:: Data shown ::

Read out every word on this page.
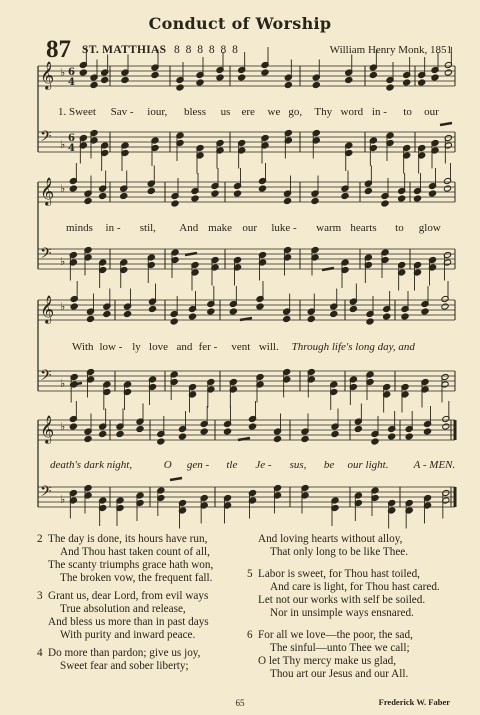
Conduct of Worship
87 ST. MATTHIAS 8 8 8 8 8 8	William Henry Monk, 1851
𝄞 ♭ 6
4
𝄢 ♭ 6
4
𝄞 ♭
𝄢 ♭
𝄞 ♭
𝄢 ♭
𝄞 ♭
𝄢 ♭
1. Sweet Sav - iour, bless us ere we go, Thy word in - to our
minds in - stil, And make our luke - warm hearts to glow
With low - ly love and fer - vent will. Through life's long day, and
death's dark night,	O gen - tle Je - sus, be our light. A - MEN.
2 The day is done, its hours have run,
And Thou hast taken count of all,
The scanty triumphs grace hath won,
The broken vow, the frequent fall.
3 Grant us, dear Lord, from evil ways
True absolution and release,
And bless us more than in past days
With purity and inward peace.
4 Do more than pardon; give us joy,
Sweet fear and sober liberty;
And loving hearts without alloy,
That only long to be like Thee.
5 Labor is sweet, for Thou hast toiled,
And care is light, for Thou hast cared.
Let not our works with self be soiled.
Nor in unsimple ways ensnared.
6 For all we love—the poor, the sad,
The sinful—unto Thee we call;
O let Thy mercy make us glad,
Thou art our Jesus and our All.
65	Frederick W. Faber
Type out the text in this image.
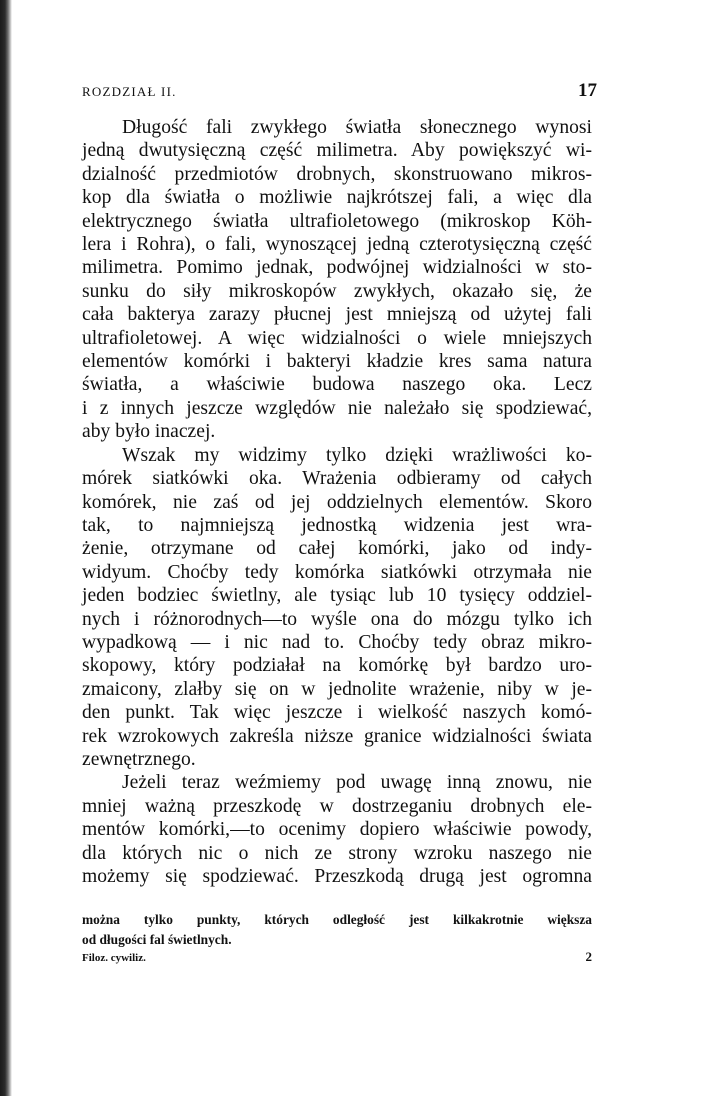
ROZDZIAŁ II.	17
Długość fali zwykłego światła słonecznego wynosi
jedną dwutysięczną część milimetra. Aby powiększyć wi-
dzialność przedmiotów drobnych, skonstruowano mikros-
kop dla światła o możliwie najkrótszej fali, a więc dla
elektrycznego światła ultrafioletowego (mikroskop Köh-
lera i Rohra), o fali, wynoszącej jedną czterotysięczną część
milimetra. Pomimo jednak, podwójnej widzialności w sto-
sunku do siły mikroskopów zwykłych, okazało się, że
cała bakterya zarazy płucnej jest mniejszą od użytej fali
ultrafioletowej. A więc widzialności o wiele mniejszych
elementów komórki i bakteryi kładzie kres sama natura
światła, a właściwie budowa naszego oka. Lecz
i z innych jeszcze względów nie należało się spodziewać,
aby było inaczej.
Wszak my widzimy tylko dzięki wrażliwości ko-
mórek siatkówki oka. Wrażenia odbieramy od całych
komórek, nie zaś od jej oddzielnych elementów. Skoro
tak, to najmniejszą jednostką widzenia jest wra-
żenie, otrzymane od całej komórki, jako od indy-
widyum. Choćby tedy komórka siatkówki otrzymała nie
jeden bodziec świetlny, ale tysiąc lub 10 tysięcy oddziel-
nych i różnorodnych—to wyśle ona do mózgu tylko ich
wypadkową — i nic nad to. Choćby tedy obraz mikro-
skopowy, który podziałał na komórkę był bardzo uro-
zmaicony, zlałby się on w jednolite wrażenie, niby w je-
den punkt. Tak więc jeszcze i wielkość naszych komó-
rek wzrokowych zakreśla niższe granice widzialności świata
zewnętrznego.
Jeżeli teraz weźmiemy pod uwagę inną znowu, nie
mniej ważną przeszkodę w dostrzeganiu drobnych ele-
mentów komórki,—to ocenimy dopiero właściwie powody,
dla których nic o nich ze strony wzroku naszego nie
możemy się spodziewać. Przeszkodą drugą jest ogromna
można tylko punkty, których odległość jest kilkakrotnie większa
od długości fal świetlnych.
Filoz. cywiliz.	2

:::

What is required:
Check each line above for the word "siatkówki" and say how many have it, with nothing else.

Response to the task:
2